● What the task asks: All entries must be extracted exactly, with nothing added or dropped.

** Begin Extracted data **

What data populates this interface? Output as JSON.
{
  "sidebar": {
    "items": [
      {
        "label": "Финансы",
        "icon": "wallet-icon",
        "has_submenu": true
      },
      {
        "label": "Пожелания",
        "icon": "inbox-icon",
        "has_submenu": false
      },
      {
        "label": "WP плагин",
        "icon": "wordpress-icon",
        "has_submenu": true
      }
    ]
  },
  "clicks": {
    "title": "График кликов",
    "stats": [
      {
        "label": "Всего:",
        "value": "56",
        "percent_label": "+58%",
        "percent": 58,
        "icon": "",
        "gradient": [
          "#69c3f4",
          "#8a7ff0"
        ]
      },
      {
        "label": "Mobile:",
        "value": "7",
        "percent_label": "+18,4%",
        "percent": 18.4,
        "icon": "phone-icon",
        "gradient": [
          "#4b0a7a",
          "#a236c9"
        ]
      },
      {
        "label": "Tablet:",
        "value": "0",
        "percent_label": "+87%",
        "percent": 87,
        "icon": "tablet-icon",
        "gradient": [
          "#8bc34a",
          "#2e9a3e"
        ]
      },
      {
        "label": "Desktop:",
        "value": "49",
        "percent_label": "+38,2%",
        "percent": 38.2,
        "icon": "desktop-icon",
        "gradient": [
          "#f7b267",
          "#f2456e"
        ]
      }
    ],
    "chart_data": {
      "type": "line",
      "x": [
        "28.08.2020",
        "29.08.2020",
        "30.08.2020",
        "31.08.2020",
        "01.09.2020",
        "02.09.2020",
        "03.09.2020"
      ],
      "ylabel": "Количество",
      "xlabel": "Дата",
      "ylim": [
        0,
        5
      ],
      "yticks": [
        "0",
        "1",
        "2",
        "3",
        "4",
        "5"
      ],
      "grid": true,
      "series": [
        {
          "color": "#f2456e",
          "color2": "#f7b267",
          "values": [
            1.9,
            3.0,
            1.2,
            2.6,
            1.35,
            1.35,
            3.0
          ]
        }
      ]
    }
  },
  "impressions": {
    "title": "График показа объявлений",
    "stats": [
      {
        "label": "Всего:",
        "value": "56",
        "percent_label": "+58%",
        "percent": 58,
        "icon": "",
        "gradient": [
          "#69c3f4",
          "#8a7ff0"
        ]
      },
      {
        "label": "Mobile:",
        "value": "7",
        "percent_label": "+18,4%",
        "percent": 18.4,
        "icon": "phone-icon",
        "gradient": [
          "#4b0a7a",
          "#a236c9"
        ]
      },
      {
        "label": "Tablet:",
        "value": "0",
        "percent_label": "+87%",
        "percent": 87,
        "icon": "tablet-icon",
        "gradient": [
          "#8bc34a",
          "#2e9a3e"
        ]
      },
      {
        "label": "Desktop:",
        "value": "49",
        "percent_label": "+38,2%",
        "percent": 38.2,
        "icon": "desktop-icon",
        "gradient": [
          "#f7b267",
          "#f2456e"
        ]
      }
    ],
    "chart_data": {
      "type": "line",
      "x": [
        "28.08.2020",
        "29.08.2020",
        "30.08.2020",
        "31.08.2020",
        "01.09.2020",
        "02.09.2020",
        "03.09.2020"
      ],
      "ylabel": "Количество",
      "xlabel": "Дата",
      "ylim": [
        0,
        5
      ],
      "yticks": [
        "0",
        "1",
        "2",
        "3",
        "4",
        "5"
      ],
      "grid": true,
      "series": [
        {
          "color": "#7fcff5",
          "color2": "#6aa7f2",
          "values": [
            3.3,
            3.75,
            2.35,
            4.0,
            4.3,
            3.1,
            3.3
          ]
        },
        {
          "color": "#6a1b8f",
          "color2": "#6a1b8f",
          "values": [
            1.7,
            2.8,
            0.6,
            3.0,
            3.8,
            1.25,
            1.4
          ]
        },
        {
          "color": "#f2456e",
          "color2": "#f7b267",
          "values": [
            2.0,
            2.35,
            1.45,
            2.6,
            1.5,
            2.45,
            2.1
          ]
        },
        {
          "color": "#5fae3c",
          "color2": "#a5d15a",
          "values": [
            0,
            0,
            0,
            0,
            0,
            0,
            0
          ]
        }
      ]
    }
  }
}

** End Extracted data **

● Answer to this task:
What data populates this interface? Output as JSON.
{
  "sidebar": {
    "items": [
      {
        "label": "Финансы",
        "icon": "wallet-icon",
        "has_submenu": true
      },
      {
        "label": "Пожелания",
        "icon": "inbox-icon",
        "has_submenu": false
      },
      {
        "label": "WP плагин",
        "icon": "wordpress-icon",
        "has_submenu": true
      }
    ]
  },
  "clicks": {
    "title": "График кликов",
    "stats": [
      {
        "label": "Всего:",
        "value": "56",
        "percent_label": "+58%",
        "percent": 58,
        "icon": "",
        "gradient": [
          "#69c3f4",
          "#8a7ff0"
        ]
      },
      {
        "label": "Mobile:",
        "value": "7",
        "percent_label": "+18,4%",
        "percent": 18.4,
        "icon": "phone-icon",
        "gradient": [
          "#4b0a7a",
          "#a236c9"
        ]
      },
      {
        "label": "Tablet:",
        "value": "0",
        "percent_label": "+87%",
        "percent": 87,
        "icon": "tablet-icon",
        "gradient": [
          "#8bc34a",
          "#2e9a3e"
        ]
      },
      {
        "label": "Desktop:",
        "value": "49",
        "percent_label": "+38,2%",
        "percent": 38.2,
        "icon": "desktop-icon",
        "gradient": [
          "#f7b267",
          "#f2456e"
        ]
      }
    ],
    "chart_data": {
      "type": "line",
      "x": [
        "28.08.2020",
        "29.08.2020",
        "30.08.2020",
        "31.08.2020",
        "01.09.2020",
        "02.09.2020",
        "03.09.2020"
      ],
      "ylabel": "Количество",
      "xlabel": "Дата",
      "ylim": [
        0,
        5
      ],
      "yticks": [
        "0",
        "1",
        "2",
        "3",
        "4",
        "5"
      ],
      "grid": true,
      "series": [
        {
          "color": "#f2456e",
          "color2": "#f7b267",
          "values": [
            1.9,
            3.0,
            1.2,
            2.6,
            1.35,
            1.35,
            3.0
          ]
        }
      ]
    }
  },
  "impressions": {
    "title": "График показа объявлений",
    "stats": [
      {
        "label": "Всего:",
        "value": "56",
        "percent_label": "+58%",
        "percent": 58,
        "icon": "",
        "gradient": [
          "#69c3f4",
          "#8a7ff0"
        ]
      },
      {
        "label": "Mobile:",
        "value": "7",
        "percent_label": "+18,4%",
        "percent": 18.4,
        "icon": "phone-icon",
        "gradient": [
          "#4b0a7a",
          "#a236c9"
        ]
      },
      {
        "label": "Tablet:",
        "value": "0",
        "percent_label": "+87%",
        "percent": 87,
        "icon": "tablet-icon",
        "gradient": [
          "#8bc34a",
          "#2e9a3e"
        ]
      },
      {
        "label": "Desktop:",
        "value": "49",
        "percent_label": "+38,2%",
        "percent": 38.2,
        "icon": "desktop-icon",
        "gradient": [
          "#f7b267",
          "#f2456e"
        ]
      }
    ],
    "chart_data": {
      "type": "line",
      "x": [
        "28.08.2020",
        "29.08.2020",
        "30.08.2020",
        "31.08.2020",
        "01.09.2020",
        "02.09.2020",
        "03.09.2020"
      ],
      "ylabel": "Количество",
      "xlabel": "Дата",
      "ylim": [
        0,
        5
      ],
      "yticks": [
        "0",
        "1",
        "2",
        "3",
        "4",
        "5"
      ],
      "grid": true,
      "series": [
        {
          "color": "#7fcff5",
          "color2": "#6aa7f2",
          "values": [
            3.3,
            3.75,
            2.35,
            4.0,
            4.3,
            3.1,
            3.3
          ]
        },
        {
          "color": "#6a1b8f",
          "color2": "#6a1b8f",
          "values": [
            1.7,
            2.8,
            0.6,
            3.0,
            3.8,
            1.25,
            1.4
          ]
        },
        {
          "color": "#f2456e",
          "color2": "#f7b267",
          "values": [
            2.0,
            2.35,
            1.45,
            2.6,
            1.5,
            2.45,
            2.1
          ]
        },
        {
          "color": "#5fae3c",
          "color2": "#a5d15a",
          "values": [
            0,
            0,
            0,
            0,
            0,
            0,
            0
          ]
        }
      ]
    }
  }
}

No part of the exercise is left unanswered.